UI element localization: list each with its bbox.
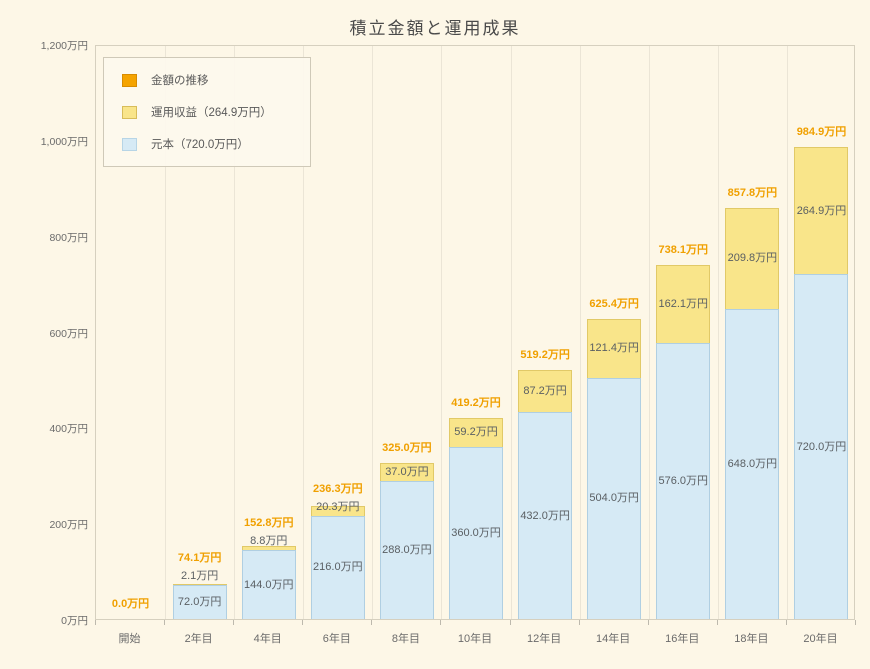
vertical-gridline [579, 46, 581, 619]
principal-bar-segment[interactable] [310, 515, 365, 619]
profit-bar-segment[interactable] [241, 545, 296, 550]
profit-bar-segment[interactable] [794, 147, 849, 274]
principal-bar-segment[interactable] [587, 377, 642, 619]
x-axis-tick-label: 18年目 [734, 633, 769, 645]
vertical-gridline [234, 46, 236, 619]
profit-bar-segment[interactable] [725, 207, 780, 309]
y-axis-tick-label: 1,000万円 [40, 135, 88, 148]
x-axis-tick-label: 開始 [118, 633, 141, 645]
x-axis-tick-mark [371, 620, 373, 625]
principal-bar-segment[interactable] [725, 308, 780, 619]
profit-bar-segment[interactable] [310, 505, 365, 516]
profit-bar-segment[interactable] [449, 418, 503, 447]
x-axis-tick-label: 14年目 [596, 633, 631, 645]
x-axis-tick-mark [647, 620, 649, 625]
principal-bar-segment[interactable] [656, 343, 711, 619]
profit-bar-segment[interactable] [172, 583, 227, 585]
x-axis-tick-mark [164, 620, 166, 625]
x-axis-tick-mark [578, 620, 580, 625]
legend-item[interactable]: 運用収益（264.9万円） [104, 96, 310, 128]
principal-bar-segment[interactable] [518, 412, 573, 619]
x-axis-tick-label: 16年目 [665, 633, 700, 645]
y-axis-tick-label: 1,200万円 [40, 40, 88, 52]
profit-bar-segment[interactable] [518, 370, 573, 412]
plot-area: 0.0万円 74.1万円 2.1万円 72.0万円 152.8万円 8.8万円 144.0万… [95, 45, 855, 620]
vertical-gridline [303, 46, 305, 619]
y-axis-tick-label: 400万円 [49, 423, 88, 436]
legend-swatch-icon [122, 73, 137, 87]
legend-label: 運用収益（264.9万円） [151, 107, 272, 119]
x-axis-tick-label: 2年目 [184, 633, 213, 645]
vertical-gridline [786, 46, 788, 619]
x-axis-tick-label: 20年目 [803, 633, 838, 645]
x-axis-tick-label: 8年目 [391, 633, 420, 645]
vertical-gridline [717, 46, 719, 619]
principal-bar-segment[interactable] [794, 274, 849, 619]
vertical-gridline [510, 46, 512, 619]
x-axis-tick-label: 12年目 [526, 633, 562, 645]
x-axis-tick-label: 10年目 [457, 633, 493, 645]
principal-bar-segment[interactable] [241, 550, 296, 619]
legend-label: 元本（720.0万円） [151, 139, 249, 151]
vertical-gridline [648, 46, 650, 619]
x-axis-tick-mark [302, 620, 304, 625]
chart-title: 積立金額と運用成果 [349, 19, 521, 38]
x-axis-tick-label: 4年目 [253, 633, 282, 645]
legend-label: 金額の推移 [151, 75, 209, 87]
x-axis-tick-mark [95, 620, 96, 625]
profit-bar-segment[interactable] [587, 319, 642, 378]
x-axis-tick-mark [855, 620, 856, 625]
vertical-gridline [165, 46, 167, 619]
x-axis-tick-mark [233, 620, 235, 625]
x-axis-tick-label: 6年目 [322, 633, 351, 645]
legend-item[interactable]: 金額の推移 [104, 64, 310, 96]
legend: 金額の推移運用収益（264.9万円） 元本（720.0万円） [103, 57, 311, 167]
vertical-gridline [372, 46, 374, 619]
x-axis-tick-mark [440, 620, 442, 625]
y-axis-tick-label: 0万円 [61, 615, 88, 627]
legend-swatch-icon [122, 137, 137, 151]
y-axis-tick-label: 200万円 [49, 519, 88, 532]
profit-bar-segment[interactable] [379, 463, 434, 481]
legend-item[interactable]: 元本（720.0万円） [104, 128, 310, 160]
principal-bar-segment[interactable] [172, 584, 227, 619]
principal-bar-segment[interactable] [379, 481, 434, 619]
y-axis-tick-label: 800万円 [49, 231, 88, 244]
principal-bar-segment[interactable] [449, 446, 503, 619]
x-axis-tick-mark [716, 620, 718, 625]
legend-swatch-icon [122, 105, 137, 119]
x-axis-tick-mark [509, 620, 511, 625]
profit-bar-segment[interactable] [656, 265, 711, 343]
y-axis-tick-label: 600万円 [49, 327, 88, 340]
x-axis-tick-mark [785, 620, 787, 625]
vertical-gridline [441, 46, 443, 619]
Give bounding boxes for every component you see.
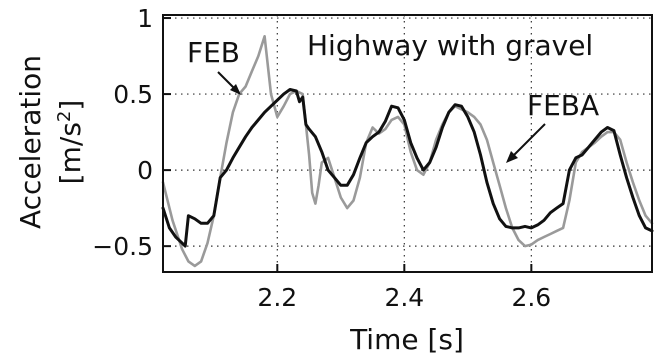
y-axis-title: Acceleration (14, 55, 47, 229)
y-axis-unit: [m/s2] (54, 100, 88, 185)
feba-annotation: FEBA (527, 89, 599, 122)
plot-frame (162, 14, 653, 273)
y-tick-label: 0 (137, 156, 153, 185)
feb-annotation: FEB (187, 36, 240, 69)
feb-arrow (217, 71, 241, 95)
y-axis-unit-close: ] (54, 100, 87, 111)
x-tick-label: 2.6 (511, 283, 551, 312)
x-tick-label: 2.4 (384, 283, 424, 312)
y-axis-unit-sup: 2 (54, 111, 75, 122)
series-layer (161, 34, 654, 268)
x-tick-label: 2.2 (257, 283, 297, 312)
y-axis-unit-base: [m/s (54, 122, 87, 184)
y-tick-label: −0.5 (92, 232, 153, 261)
series-line-feb (161, 34, 654, 268)
tick-layer: −0.5 0 0.5 1 2.2 2.4 2.6 (92, 4, 551, 312)
condition-annotation: Highway with gravel (307, 29, 593, 62)
y-tick-label: 1 (137, 4, 153, 33)
series-line-feba (161, 88, 654, 248)
grid-layer (163, 15, 652, 272)
feba-arrow (506, 123, 546, 163)
x-axis-title: Time [s] (349, 323, 464, 356)
y-tick-label: 0.5 (113, 80, 153, 109)
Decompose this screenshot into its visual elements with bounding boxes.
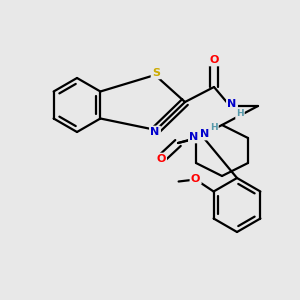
Text: N: N bbox=[189, 132, 199, 142]
Text: N: N bbox=[227, 99, 237, 109]
Text: H: H bbox=[236, 110, 244, 118]
Text: N: N bbox=[150, 127, 160, 137]
Text: H: H bbox=[210, 122, 218, 131]
Text: N: N bbox=[200, 129, 210, 139]
Text: O: O bbox=[209, 55, 219, 65]
Text: O: O bbox=[156, 154, 166, 164]
Text: S: S bbox=[152, 68, 160, 78]
Text: O: O bbox=[191, 173, 200, 184]
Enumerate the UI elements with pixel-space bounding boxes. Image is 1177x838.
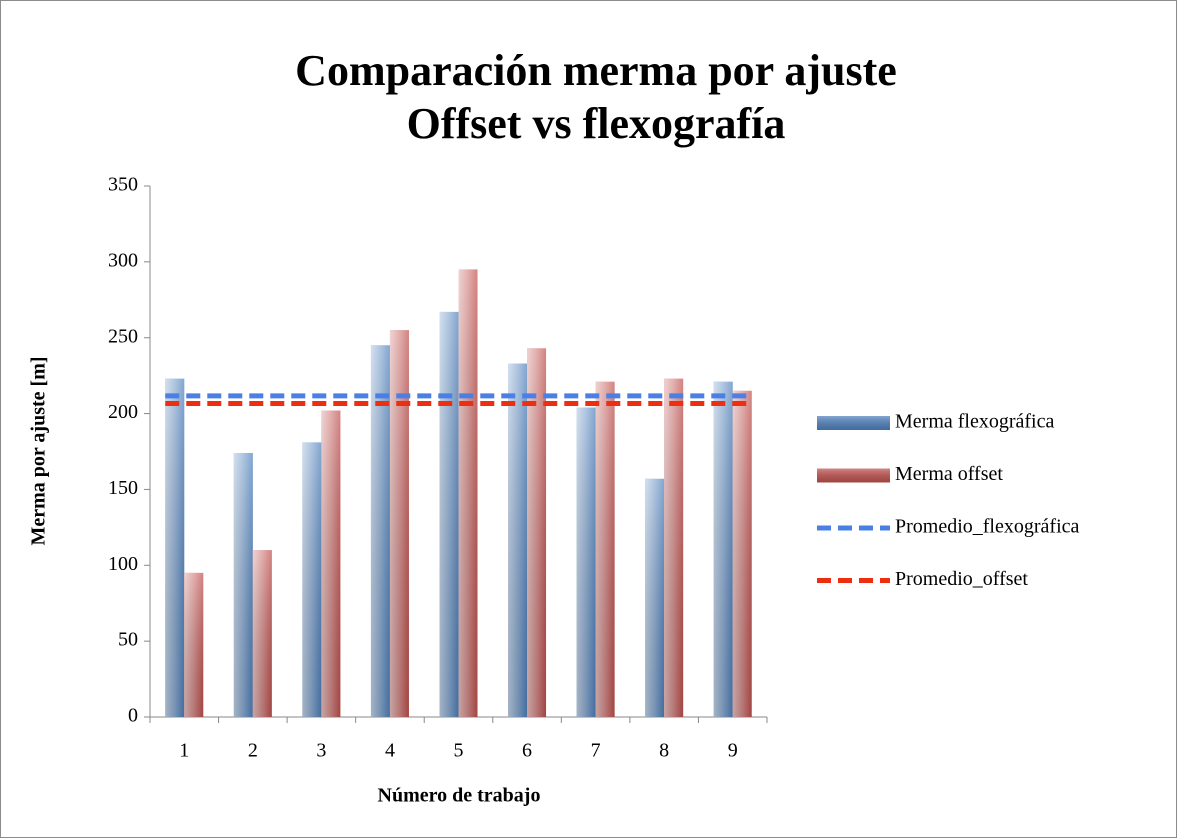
- y-tick-label: 350: [108, 174, 138, 196]
- bar-shade: [302, 442, 322, 717]
- legend-label: Promedio_flexográfica: [895, 516, 1079, 538]
- bar-shade: [664, 378, 684, 717]
- y-tick-label: 50: [118, 629, 138, 651]
- bar-shade: [732, 390, 752, 717]
- legend-swatch-shine: [817, 468, 890, 483]
- bar-shade: [321, 410, 341, 717]
- y-tick-label: 250: [108, 325, 138, 347]
- x-tick-label: 3: [316, 740, 326, 762]
- bar-shade: [184, 572, 204, 717]
- x-tick-label: 8: [659, 740, 669, 762]
- legend-label: Merma flexográfica: [895, 411, 1054, 433]
- chart-title: Offset vs flexografía: [407, 99, 786, 148]
- y-tick-label: 300: [108, 249, 138, 271]
- x-tick-label: 9: [728, 740, 738, 762]
- legend-label: Promedio_offset: [895, 568, 1028, 590]
- y-tick-label: 100: [108, 553, 138, 575]
- y-tick-label: 150: [108, 477, 138, 499]
- bar-shade: [233, 453, 253, 717]
- bar-shade: [576, 407, 596, 717]
- legend-swatch-shine: [817, 416, 890, 430]
- chart-title: Comparación merma por ajuste: [295, 46, 897, 95]
- bar-shade: [439, 311, 459, 717]
- bar-shade: [508, 363, 528, 717]
- x-tick-label: 2: [248, 740, 258, 762]
- x-axis-title: Número de trabajo: [378, 785, 541, 807]
- bar-shade: [458, 269, 478, 717]
- y-tick-label: 200: [108, 401, 138, 423]
- bar-shade: [527, 348, 547, 717]
- bar-shade: [165, 378, 185, 717]
- x-tick-label: 7: [591, 740, 601, 762]
- y-axis-title: Merma por ajuste [m]: [28, 356, 50, 545]
- bar-shade: [252, 550, 272, 717]
- x-tick-label: 5: [454, 740, 464, 762]
- x-tick-label: 1: [179, 740, 189, 762]
- x-tick-label: 4: [385, 740, 395, 762]
- bar-shade: [713, 381, 733, 717]
- x-tick-label: 6: [522, 740, 532, 762]
- y-tick-label: 0: [128, 705, 138, 727]
- bar-shade: [595, 381, 615, 717]
- bar-shade: [389, 330, 409, 717]
- bar-shade: [645, 478, 665, 717]
- legend-label: Merma offset: [895, 463, 1003, 485]
- bar-shade: [370, 345, 390, 717]
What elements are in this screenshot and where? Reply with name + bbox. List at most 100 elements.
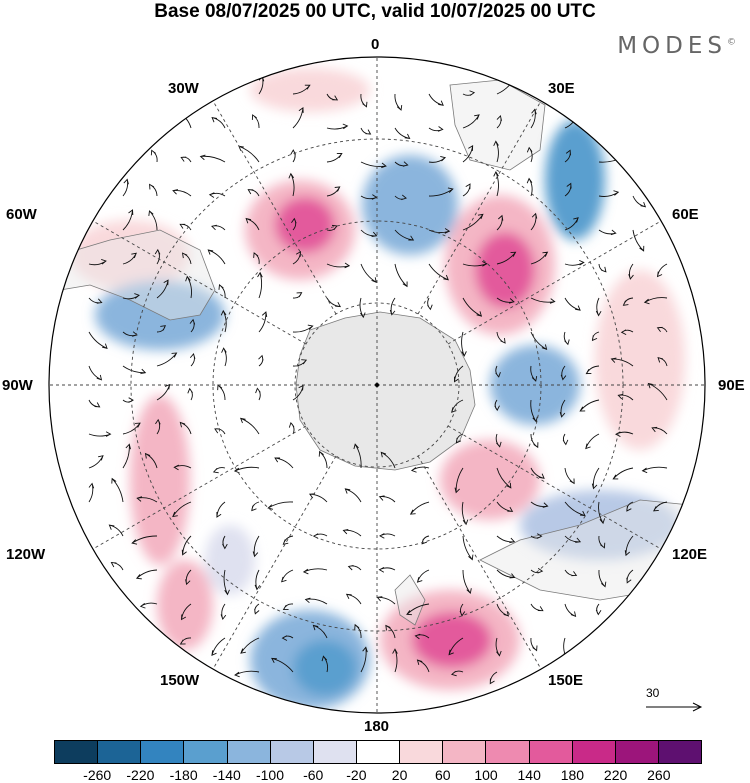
wind-vector [214,428,226,435]
wind-vector [308,493,328,503]
wind-vector [496,603,510,617]
wind-vector [598,569,607,588]
graticule [49,57,705,713]
wind-vector [530,533,543,539]
wind-vector [579,399,600,412]
colorbar [54,740,702,764]
wind-vector [530,603,544,612]
colorbar-labels: -260 -220 -180 -140 -100 -60 -20 20 60 100 140 180 2… [0,767,750,783]
meridian-line [447,220,662,345]
wind-vector [136,496,158,503]
wind-vector [110,562,124,571]
wind-vector [394,263,408,288]
wind-vector [360,161,387,169]
wind-vector [360,646,368,673]
wind-vector [564,535,582,543]
wind-vector [255,387,261,401]
wind-vector [626,569,634,584]
wind-vector [559,399,566,418]
wind-vector [122,443,131,469]
wind-vector [643,297,668,305]
wind-vector [651,426,668,435]
lon-label-30w: 30W [168,80,199,97]
wind-vector [180,156,192,163]
wind-vector [564,501,586,517]
anomaly-negative [293,640,357,696]
wind-vector [428,126,444,132]
anomaly-positive [70,220,190,290]
wind-vector [149,183,158,197]
anomaly-negative [545,120,605,240]
wind-vector [282,603,294,611]
meridian-line [92,425,307,550]
wind-vector [326,262,351,269]
wind-vector [591,467,600,490]
wind-vector [530,331,548,351]
wind-vector [530,433,539,449]
wind-vector [427,297,433,311]
wind-vector [494,399,500,412]
wind-vector [139,602,158,609]
lon-label-90w: 90W [2,377,33,394]
wind-vector [216,501,226,518]
wind-vector [564,182,572,197]
colorbar-swatch [657,741,702,763]
colorbar-tick-label: -100 [255,767,285,783]
wind-vector [562,433,569,446]
wind-vector [462,569,472,595]
wind-vector [379,533,396,539]
colorbar-tick-label: 260 [647,767,671,783]
colorbar-swatch [312,741,356,763]
wind-vector [394,229,415,241]
wind-vector [304,597,328,605]
wind-vector [462,114,480,129]
wind-vector [461,331,467,357]
wind-vector [240,637,260,654]
wind-vector [530,251,549,265]
wind-vector [189,353,196,367]
wind-vector [233,466,260,474]
colorbar-tick-label: 220 [603,767,628,783]
wind-vector [360,93,368,108]
wind-vector [302,568,328,575]
colorbar-tick-label: 60 [435,767,451,783]
anomaly-positive [440,440,540,520]
wind-vector [563,331,570,346]
wind-vector [111,477,124,503]
anomaly-positive [130,395,190,565]
wind-vector [212,467,226,474]
wind-vector [218,283,226,299]
lon-label-90e: 90E [718,377,745,394]
wind-vector [223,569,230,596]
colorbar-tick-label: -140 [212,767,241,783]
wind-vector [108,524,124,537]
wind-vector [385,624,396,639]
wind-vector [530,467,545,479]
wind-vector [450,670,464,677]
wind-vector [88,365,103,381]
map-title: Base 08/07/2025 00 UTC, valid 10/07/2025… [154,1,596,22]
wind-vector [620,329,634,335]
wind-vector [378,495,396,503]
wind-vector [292,324,314,333]
colorbar-tick-label: 100 [474,767,498,783]
colorbar-swatch [97,741,141,763]
wind-vector [454,365,464,383]
wind-vector [360,127,372,135]
wind-vector [496,331,506,344]
wind-vector [496,569,516,579]
wind-vector [428,228,451,234]
wind-vector [380,451,396,469]
wind-vector [462,535,474,561]
wind-vector [267,501,294,510]
wind-vector [496,467,512,489]
south-pole-marker [375,383,379,387]
wind-vector [240,417,260,435]
wind-vector [622,297,634,306]
wind-vector [326,93,339,101]
wind-vector [632,229,645,252]
colorbar-swatch [485,741,529,763]
wind-vector [172,501,192,518]
anomaly-negative [205,525,255,595]
wind-vector [122,178,129,197]
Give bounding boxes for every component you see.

● ● ●

■ Directions
From the listing above, pick out and copy each line that contains the string "icon".

■ Full solution
legend-swatch-icon [122, 73, 137, 87]
legend-swatch-icon [122, 137, 137, 151]
legend-swatch-icon [122, 105, 137, 119]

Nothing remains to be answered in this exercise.